§ Extracted information
::::
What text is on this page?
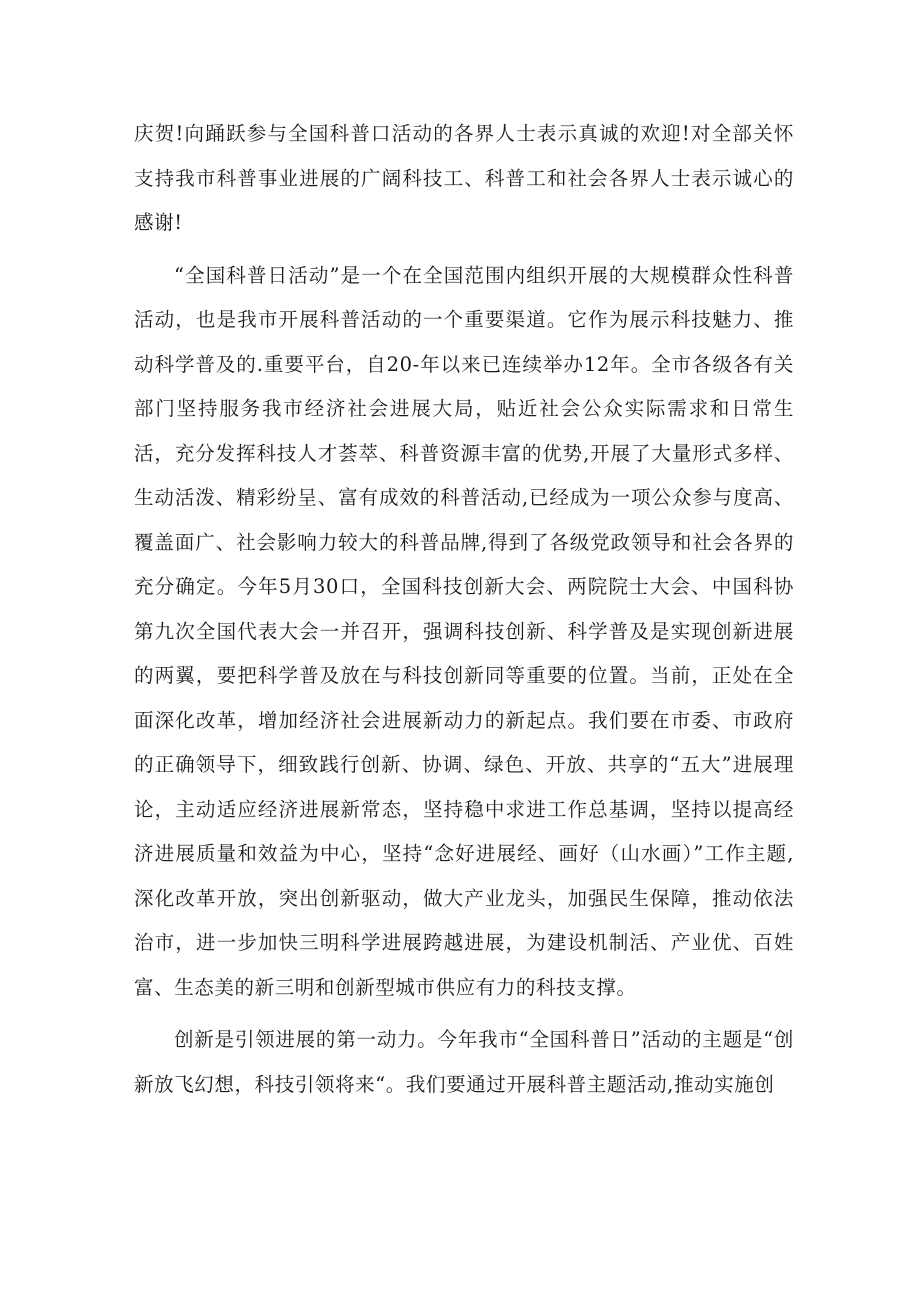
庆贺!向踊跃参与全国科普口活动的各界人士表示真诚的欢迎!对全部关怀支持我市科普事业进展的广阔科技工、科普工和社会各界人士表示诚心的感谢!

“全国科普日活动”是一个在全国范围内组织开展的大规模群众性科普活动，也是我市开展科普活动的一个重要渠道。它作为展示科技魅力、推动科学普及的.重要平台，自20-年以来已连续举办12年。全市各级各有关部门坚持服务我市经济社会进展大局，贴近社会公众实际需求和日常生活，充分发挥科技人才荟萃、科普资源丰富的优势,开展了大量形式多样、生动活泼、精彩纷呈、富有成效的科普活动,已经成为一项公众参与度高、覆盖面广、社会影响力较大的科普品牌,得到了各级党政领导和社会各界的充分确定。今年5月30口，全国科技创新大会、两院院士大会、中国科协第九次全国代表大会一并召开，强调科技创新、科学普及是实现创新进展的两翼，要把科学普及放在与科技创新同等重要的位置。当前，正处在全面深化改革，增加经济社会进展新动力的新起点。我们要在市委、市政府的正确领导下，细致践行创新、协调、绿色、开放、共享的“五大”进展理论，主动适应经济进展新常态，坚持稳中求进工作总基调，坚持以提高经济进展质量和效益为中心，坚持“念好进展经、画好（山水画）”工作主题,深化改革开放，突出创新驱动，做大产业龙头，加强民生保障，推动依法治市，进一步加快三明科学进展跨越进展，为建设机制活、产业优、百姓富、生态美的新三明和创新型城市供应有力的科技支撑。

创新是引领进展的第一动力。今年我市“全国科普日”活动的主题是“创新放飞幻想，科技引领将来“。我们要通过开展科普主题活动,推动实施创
::::
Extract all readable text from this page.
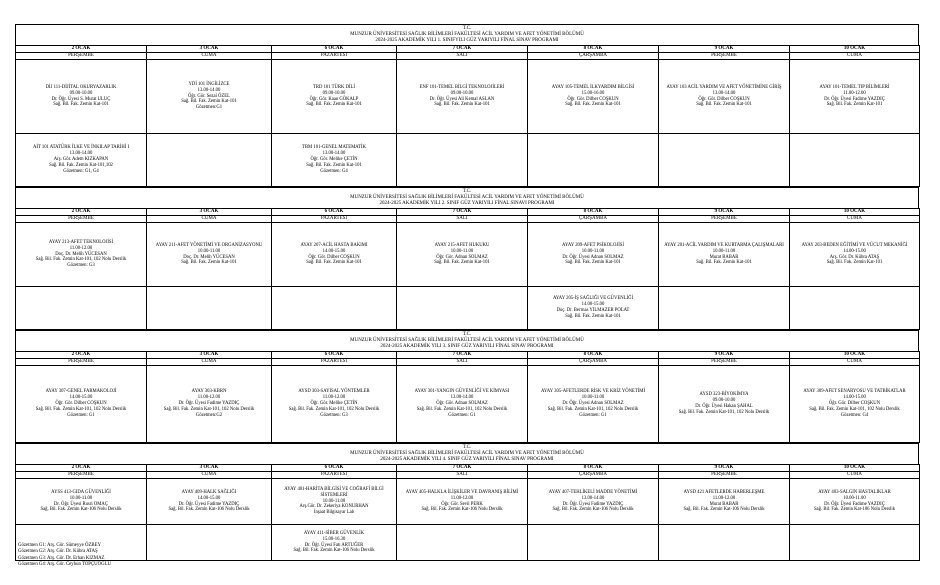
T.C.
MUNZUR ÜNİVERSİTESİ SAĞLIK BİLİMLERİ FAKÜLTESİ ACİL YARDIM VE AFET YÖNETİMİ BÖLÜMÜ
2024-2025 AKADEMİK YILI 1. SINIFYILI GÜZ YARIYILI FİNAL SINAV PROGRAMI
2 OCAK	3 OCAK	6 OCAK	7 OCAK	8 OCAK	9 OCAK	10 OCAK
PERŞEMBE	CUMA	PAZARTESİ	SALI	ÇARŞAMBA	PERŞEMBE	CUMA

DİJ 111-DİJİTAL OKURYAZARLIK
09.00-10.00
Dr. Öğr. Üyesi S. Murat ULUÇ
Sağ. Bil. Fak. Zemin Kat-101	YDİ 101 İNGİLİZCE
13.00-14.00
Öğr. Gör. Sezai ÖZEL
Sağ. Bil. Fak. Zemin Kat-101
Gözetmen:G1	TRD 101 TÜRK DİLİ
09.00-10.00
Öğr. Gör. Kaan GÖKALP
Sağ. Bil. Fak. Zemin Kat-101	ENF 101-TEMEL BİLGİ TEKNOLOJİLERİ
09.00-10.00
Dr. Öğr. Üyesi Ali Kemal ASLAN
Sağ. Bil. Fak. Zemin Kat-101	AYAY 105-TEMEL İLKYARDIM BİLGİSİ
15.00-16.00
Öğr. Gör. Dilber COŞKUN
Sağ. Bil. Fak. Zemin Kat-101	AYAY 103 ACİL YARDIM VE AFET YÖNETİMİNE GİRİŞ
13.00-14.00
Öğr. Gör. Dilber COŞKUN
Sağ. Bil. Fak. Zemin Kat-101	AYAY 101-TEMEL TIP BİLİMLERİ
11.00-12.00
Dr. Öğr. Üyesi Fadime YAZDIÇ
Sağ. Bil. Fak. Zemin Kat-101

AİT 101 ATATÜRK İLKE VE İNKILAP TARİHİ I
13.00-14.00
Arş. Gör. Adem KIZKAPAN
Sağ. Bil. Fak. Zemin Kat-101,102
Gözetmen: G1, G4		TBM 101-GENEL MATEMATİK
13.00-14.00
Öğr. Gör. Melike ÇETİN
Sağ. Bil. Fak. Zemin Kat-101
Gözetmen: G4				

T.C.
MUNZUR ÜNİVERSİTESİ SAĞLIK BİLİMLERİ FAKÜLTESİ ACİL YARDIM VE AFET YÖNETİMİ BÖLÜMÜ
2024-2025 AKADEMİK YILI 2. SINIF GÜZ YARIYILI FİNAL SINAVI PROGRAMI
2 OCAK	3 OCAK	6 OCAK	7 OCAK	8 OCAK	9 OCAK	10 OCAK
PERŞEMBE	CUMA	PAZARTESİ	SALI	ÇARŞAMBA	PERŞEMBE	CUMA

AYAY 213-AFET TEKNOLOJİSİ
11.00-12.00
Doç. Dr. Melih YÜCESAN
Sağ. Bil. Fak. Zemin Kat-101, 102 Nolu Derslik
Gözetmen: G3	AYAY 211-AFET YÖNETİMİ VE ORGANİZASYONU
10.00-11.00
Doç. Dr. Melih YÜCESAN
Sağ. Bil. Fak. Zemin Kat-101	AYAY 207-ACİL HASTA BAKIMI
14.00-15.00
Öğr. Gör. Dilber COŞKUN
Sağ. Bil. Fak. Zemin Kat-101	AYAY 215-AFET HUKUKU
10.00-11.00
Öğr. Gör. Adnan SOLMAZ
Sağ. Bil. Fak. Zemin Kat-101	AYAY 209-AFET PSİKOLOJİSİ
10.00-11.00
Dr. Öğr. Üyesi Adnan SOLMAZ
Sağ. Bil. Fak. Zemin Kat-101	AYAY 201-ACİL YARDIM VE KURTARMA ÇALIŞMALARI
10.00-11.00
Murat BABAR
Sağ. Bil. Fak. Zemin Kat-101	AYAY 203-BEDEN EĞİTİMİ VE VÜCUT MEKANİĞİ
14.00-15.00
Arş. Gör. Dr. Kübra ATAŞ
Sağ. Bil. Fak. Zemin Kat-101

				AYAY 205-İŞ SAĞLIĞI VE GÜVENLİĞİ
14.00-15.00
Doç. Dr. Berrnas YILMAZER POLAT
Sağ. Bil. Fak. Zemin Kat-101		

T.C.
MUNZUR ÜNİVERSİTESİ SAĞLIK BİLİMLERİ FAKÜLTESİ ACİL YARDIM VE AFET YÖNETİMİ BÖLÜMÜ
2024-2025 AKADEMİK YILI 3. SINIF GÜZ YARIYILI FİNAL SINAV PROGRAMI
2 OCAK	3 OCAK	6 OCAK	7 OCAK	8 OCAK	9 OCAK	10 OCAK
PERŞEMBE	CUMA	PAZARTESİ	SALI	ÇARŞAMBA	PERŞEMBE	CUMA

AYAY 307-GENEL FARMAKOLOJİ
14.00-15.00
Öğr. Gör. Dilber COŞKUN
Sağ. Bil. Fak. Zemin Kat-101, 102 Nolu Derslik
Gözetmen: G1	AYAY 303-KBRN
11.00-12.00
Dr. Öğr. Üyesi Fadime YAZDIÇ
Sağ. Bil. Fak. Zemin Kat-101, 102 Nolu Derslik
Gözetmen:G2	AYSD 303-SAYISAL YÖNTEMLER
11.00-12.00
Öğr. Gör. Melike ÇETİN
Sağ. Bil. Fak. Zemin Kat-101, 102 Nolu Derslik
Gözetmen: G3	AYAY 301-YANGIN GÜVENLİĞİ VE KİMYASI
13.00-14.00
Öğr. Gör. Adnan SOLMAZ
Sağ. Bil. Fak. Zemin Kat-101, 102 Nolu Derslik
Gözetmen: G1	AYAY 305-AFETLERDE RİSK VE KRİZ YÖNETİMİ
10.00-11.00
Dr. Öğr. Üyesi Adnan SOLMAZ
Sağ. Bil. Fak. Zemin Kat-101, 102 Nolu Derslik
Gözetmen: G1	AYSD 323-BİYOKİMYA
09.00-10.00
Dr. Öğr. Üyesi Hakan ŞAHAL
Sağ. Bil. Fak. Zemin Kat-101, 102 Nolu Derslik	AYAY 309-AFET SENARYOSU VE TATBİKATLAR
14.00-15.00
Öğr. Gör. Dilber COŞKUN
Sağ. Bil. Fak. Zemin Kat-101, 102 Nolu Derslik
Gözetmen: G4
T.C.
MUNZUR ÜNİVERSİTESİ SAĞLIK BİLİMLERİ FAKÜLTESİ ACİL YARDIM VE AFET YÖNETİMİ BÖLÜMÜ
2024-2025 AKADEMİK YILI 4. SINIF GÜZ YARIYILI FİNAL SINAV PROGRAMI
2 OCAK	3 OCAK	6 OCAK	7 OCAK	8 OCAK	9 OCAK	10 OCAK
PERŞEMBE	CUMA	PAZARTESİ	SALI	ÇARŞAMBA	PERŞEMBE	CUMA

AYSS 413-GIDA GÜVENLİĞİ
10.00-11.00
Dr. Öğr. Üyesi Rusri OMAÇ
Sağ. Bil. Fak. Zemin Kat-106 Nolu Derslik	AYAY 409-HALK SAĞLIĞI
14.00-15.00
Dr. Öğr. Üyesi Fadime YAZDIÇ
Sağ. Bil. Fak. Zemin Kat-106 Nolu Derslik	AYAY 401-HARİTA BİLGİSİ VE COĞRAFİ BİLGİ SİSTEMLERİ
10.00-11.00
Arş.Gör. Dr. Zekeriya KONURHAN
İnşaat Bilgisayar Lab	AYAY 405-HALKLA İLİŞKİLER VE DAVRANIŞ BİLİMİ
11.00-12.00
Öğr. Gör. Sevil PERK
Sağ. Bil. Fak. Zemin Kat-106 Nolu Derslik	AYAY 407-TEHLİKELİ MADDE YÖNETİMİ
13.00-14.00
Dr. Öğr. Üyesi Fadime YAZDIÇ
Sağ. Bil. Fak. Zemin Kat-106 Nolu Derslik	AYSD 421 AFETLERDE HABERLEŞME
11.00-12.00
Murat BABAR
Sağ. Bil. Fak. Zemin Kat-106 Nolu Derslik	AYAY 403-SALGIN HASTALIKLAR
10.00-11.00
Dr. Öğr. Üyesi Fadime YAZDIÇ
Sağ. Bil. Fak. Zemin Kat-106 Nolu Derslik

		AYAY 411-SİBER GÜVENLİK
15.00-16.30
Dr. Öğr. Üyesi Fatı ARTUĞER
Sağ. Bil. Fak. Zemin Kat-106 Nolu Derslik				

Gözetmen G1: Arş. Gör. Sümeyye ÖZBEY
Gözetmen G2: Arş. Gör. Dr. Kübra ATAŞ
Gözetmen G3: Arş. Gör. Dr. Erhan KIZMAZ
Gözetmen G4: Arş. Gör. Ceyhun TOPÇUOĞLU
::::
Show each line in the entries that holds the string "PROGRAMI".

2024-2025 AKADEMİK YILI 1. SINIFYILI GÜZ YARIYILI FİNAL SINAV PROGRAMI
2024-2025 AKADEMİK YILI 2. SINIF GÜZ YARIYILI FİNAL SINAVI PROGRAMI
2024-2025 AKADEMİK YILI 3. SINIF GÜZ YARIYILI FİNAL SINAV PROGRAMI
2024-2025 AKADEMİK YILI 4. SINIF GÜZ YARIYILI FİNAL SINAV PROGRAMI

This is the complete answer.